Filter this material down to the lines that hold "document", copying each one.

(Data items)
** START **

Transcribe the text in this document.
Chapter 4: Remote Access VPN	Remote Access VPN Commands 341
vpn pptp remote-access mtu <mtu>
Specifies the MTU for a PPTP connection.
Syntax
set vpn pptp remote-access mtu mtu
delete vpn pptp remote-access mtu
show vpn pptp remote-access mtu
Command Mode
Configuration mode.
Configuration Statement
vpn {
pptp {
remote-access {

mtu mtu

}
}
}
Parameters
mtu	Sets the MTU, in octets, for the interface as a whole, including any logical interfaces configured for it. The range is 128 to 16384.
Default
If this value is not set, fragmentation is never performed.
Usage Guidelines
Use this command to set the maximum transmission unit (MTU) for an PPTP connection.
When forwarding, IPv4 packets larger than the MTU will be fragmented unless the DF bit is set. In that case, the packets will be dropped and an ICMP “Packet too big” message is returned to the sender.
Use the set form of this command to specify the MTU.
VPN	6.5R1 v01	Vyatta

** END **
** START **

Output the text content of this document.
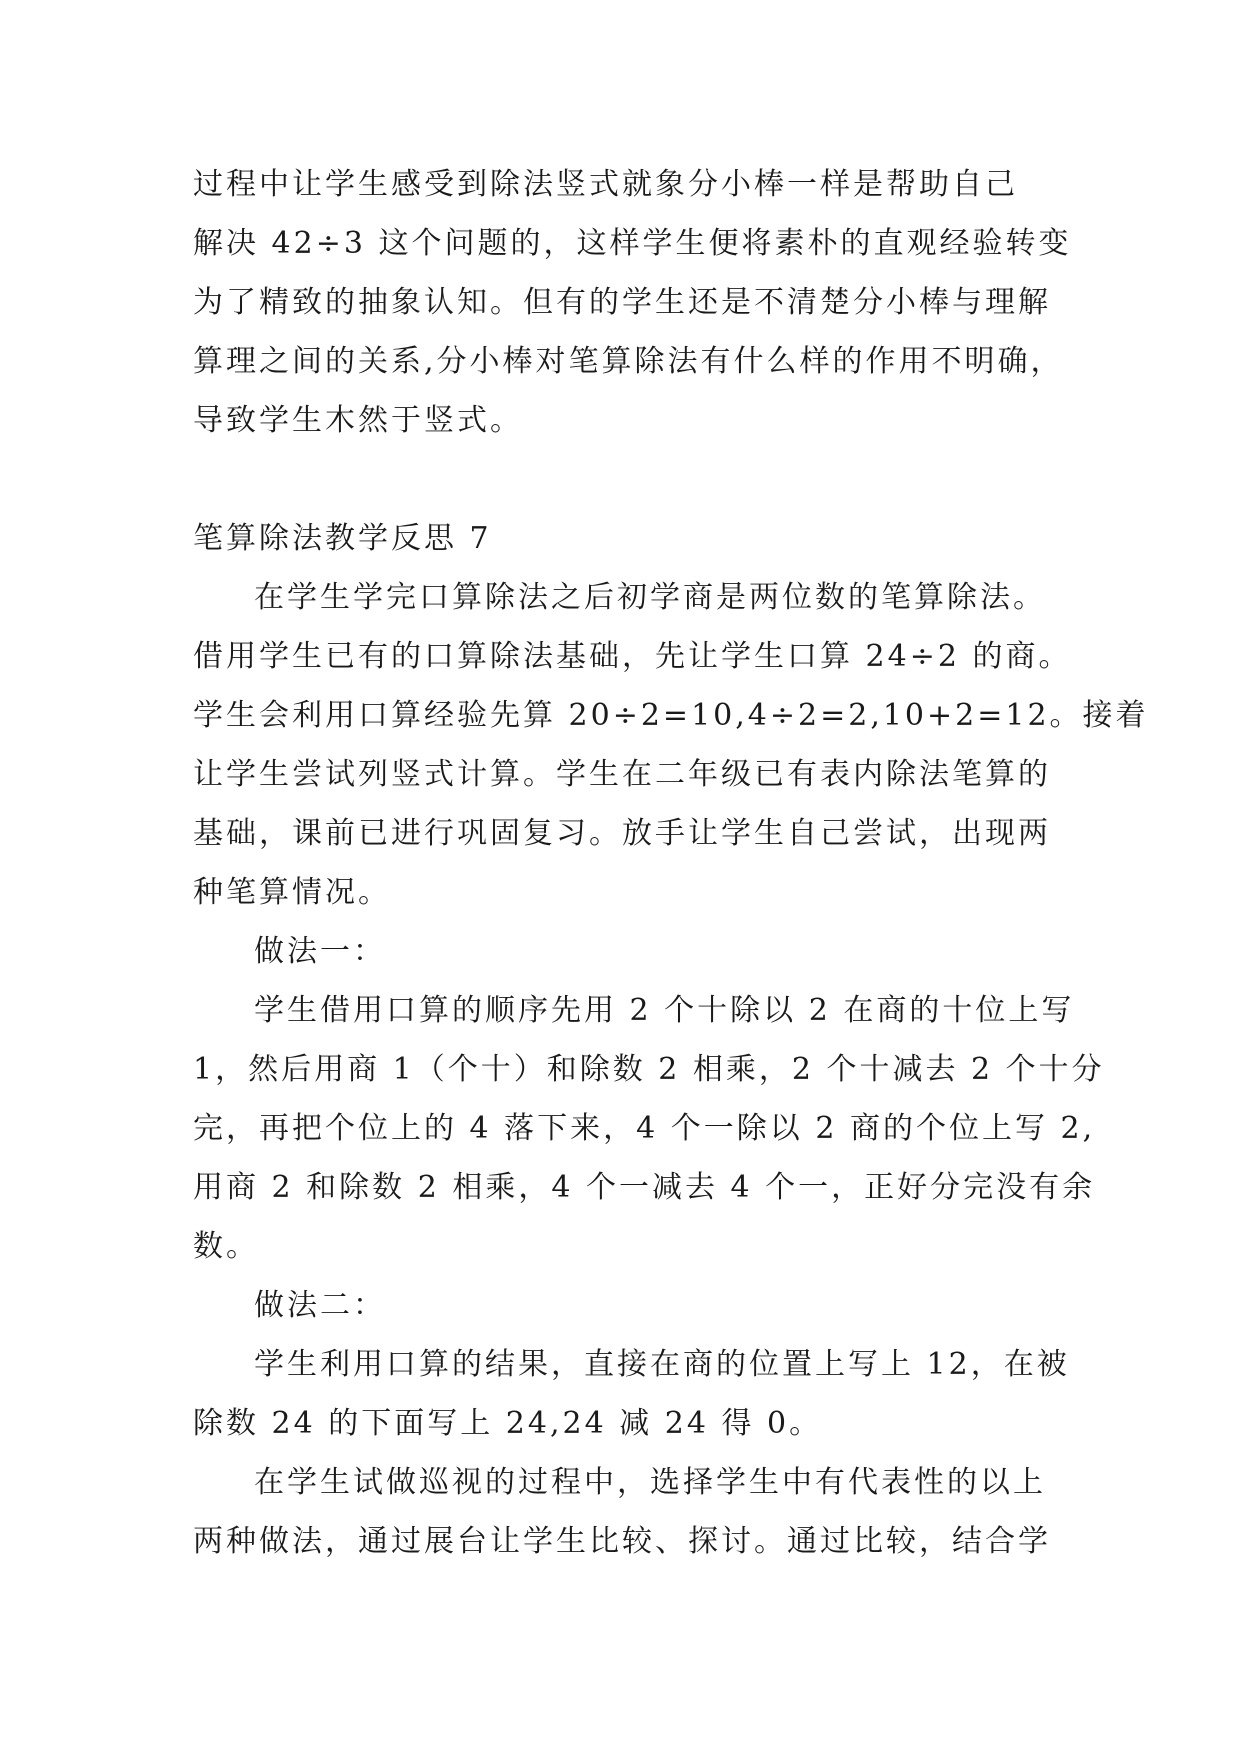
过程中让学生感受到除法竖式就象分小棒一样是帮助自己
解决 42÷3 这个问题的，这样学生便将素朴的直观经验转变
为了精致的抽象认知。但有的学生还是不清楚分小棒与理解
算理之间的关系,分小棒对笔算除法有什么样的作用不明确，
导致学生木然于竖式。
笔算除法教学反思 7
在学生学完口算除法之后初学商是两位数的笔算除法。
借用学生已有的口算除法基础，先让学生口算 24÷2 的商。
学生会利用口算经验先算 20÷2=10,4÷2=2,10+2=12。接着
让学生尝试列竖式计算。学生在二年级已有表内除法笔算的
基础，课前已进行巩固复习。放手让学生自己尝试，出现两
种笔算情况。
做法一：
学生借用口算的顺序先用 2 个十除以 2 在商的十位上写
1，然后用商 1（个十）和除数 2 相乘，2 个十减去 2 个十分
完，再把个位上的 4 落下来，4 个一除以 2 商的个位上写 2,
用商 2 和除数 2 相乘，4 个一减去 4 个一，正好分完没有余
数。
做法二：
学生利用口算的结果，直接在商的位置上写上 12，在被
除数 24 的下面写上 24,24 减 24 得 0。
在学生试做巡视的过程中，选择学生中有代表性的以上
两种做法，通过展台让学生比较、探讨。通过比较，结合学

** END **

▶ [RESPONSE]:
Transcribe the text in this document.
Output the text content of this document.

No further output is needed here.